What needs to be done ->
Identify the lines that contain the word "mean" and copy each one.

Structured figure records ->
begin

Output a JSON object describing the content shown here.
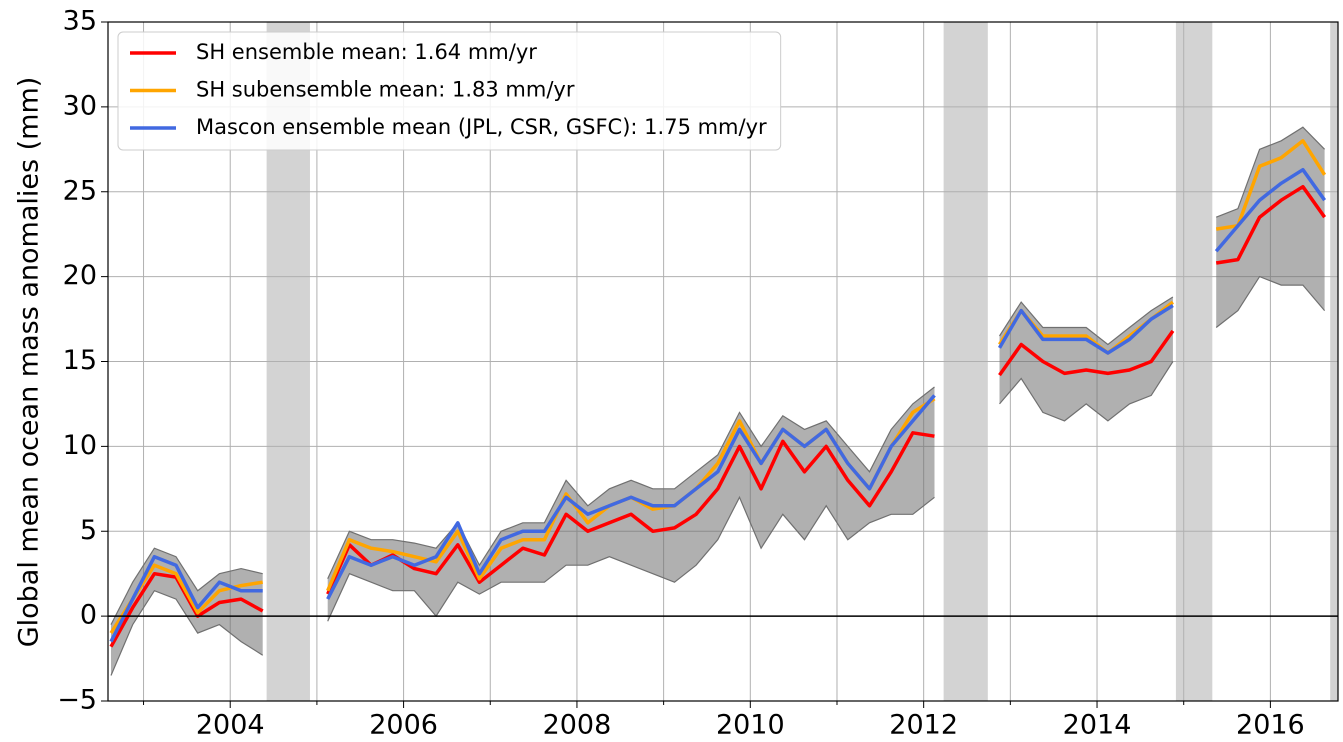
{
  "chart_data": {
    "type": "line",
    "ylabel": "Global mean ocean mass anomalies (mm)",
    "xlim": [
      2002.59,
      2016.78
    ],
    "ylim": [
      -5,
      35
    ],
    "xticks": [
      2004,
      2006,
      2008,
      2010,
      2012,
      2014,
      2016
    ],
    "xminorticks": [
      2003,
      2005,
      2007,
      2009,
      2011,
      2013,
      2015
    ],
    "yticks": [
      {
        "value": -5,
        "label": "−5"
      },
      0,
      5,
      10,
      15,
      20,
      25,
      30,
      35
    ],
    "grid": true,
    "legend": "upper left",
    "hline": 0,
    "gaps": [
      [
        2004.42,
        2004.92
      ],
      [
        2012.23,
        2012.74
      ],
      [
        2014.91,
        2015.33
      ],
      [
        2016.69,
        2016.78
      ]
    ],
    "gap_color": "#d3d3d3",
    "x": [
      2002.625,
      2002.875,
      2003.125,
      2003.375,
      2003.625,
      2003.875,
      2004.125,
      2004.375,
      2004.625,
      2004.875,
      2005.125,
      2005.375,
      2005.625,
      2005.875,
      2006.125,
      2006.375,
      2006.625,
      2006.875,
      2007.125,
      2007.375,
      2007.625,
      2007.875,
      2008.125,
      2008.375,
      2008.625,
      2008.875,
      2009.125,
      2009.375,
      2009.625,
      2009.875,
      2010.125,
      2010.375,
      2010.625,
      2010.875,
      2011.125,
      2011.375,
      2011.625,
      2011.875,
      2012.125,
      2012.375,
      2012.625,
      2012.875,
      2013.125,
      2013.375,
      2013.625,
      2013.875,
      2014.125,
      2014.375,
      2014.625,
      2014.875,
      2015.125,
      2015.375,
      2015.625,
      2015.875,
      2016.125,
      2016.375,
      2016.625
    ],
    "ensemble_color": "#707070",
    "ensemble_low": [
      -3.5,
      -0.5,
      1.5,
      1.0,
      -1.0,
      -0.5,
      -1.5,
      -2.3,
      null,
      null,
      -0.3,
      2.5,
      2.0,
      1.5,
      1.5,
      0,
      2.0,
      1.3,
      2.0,
      2.0,
      2.0,
      3.0,
      3.0,
      3.5,
      3.0,
      2.5,
      2.0,
      3.0,
      4.5,
      7.0,
      4.0,
      6.0,
      4.5,
      6.5,
      4.5,
      5.5,
      6.0,
      6.0,
      7.0,
      null,
      null,
      12.5,
      14.0,
      12.0,
      11.5,
      12.5,
      11.5,
      12.5,
      13.0,
      15.0,
      null,
      17.0,
      18.0,
      20.0,
      19.5,
      19.5,
      18.0
    ],
    "ensemble_high": [
      -0.5,
      2.0,
      4.0,
      3.5,
      1.5,
      2.5,
      2.8,
      2.5,
      null,
      null,
      2.2,
      5.0,
      4.5,
      4.5,
      4.3,
      4.0,
      5.5,
      3.0,
      5.0,
      5.5,
      5.5,
      8.0,
      6.5,
      7.5,
      8.0,
      7.5,
      7.5,
      8.5,
      9.5,
      12.0,
      10.0,
      11.8,
      11.0,
      11.5,
      10.0,
      8.5,
      11.0,
      12.5,
      13.5,
      null,
      null,
      16.5,
      18.5,
      17.0,
      17.0,
      17.0,
      16.0,
      17.0,
      18.0,
      18.8,
      null,
      23.5,
      24.0,
      27.5,
      28.0,
      28.8,
      27.5
    ],
    "series": [
      {
        "name": "SH ensemble mean: 1.64 mm/yr",
        "color": "#ff0000",
        "values": [
          -1.8,
          0.5,
          2.5,
          2.3,
          0.0,
          0.8,
          1.0,
          0.3,
          null,
          null,
          1.3,
          4.2,
          3.0,
          3.6,
          2.8,
          2.5,
          4.2,
          2.0,
          3.0,
          4.0,
          3.6,
          6.0,
          5.0,
          5.5,
          6.0,
          5.0,
          5.2,
          6.0,
          7.5,
          10.0,
          7.5,
          10.3,
          8.5,
          10.0,
          8.0,
          6.5,
          8.5,
          10.8,
          10.6,
          null,
          null,
          14.2,
          16.0,
          15.0,
          14.3,
          14.5,
          14.3,
          14.5,
          15.0,
          16.8,
          null,
          20.8,
          21.0,
          23.5,
          24.5,
          25.3,
          23.5
        ]
      },
      {
        "name": "SH subensemble mean: 1.83 mm/yr",
        "color": "#ffa500",
        "values": [
          -1.0,
          1.0,
          3.0,
          2.5,
          0.2,
          1.5,
          1.8,
          2.0,
          null,
          null,
          1.5,
          4.5,
          4.0,
          3.8,
          3.5,
          3.2,
          5.0,
          2.2,
          4.0,
          4.5,
          4.5,
          7.2,
          5.5,
          6.5,
          7.0,
          6.3,
          6.5,
          7.5,
          9.0,
          11.5,
          9.0,
          11.0,
          10.0,
          11.0,
          9.0,
          7.5,
          10.0,
          12.0,
          12.8,
          null,
          null,
          16.0,
          18.0,
          16.5,
          16.5,
          16.5,
          15.5,
          16.5,
          17.5,
          18.5,
          null,
          22.8,
          23.0,
          26.5,
          27.0,
          28.0,
          26.0
        ]
      },
      {
        "name": "Mascon ensemble mean (JPL, CSR, GSFC): 1.75 mm/yr",
        "color": "#4169e1",
        "values": [
          -1.5,
          1.0,
          3.5,
          3.0,
          0.5,
          2.0,
          1.5,
          1.5,
          null,
          null,
          1.0,
          3.5,
          3.0,
          3.5,
          3.0,
          3.5,
          5.5,
          2.5,
          4.5,
          5.0,
          5.0,
          7.0,
          6.0,
          6.5,
          7.0,
          6.5,
          6.5,
          7.5,
          8.5,
          11.0,
          9.0,
          11.0,
          10.0,
          11.0,
          9.0,
          7.5,
          10.0,
          11.5,
          13.0,
          null,
          null,
          15.8,
          18.0,
          16.3,
          16.3,
          16.3,
          15.5,
          16.3,
          17.5,
          18.3,
          null,
          21.5,
          23.0,
          24.5,
          25.5,
          26.3,
          24.5
        ]
      }
    ]
  }
}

end

Output of the task ->
    "ylabel": "Global mean ocean mass anomalies (mm)",
        "name": "SH ensemble mean: 1.64 mm/yr",
        "name": "SH subensemble mean: 1.83 mm/yr",
        "name": "Mascon ensemble mean (JPL, CSR, GSFC): 1.75 mm/yr",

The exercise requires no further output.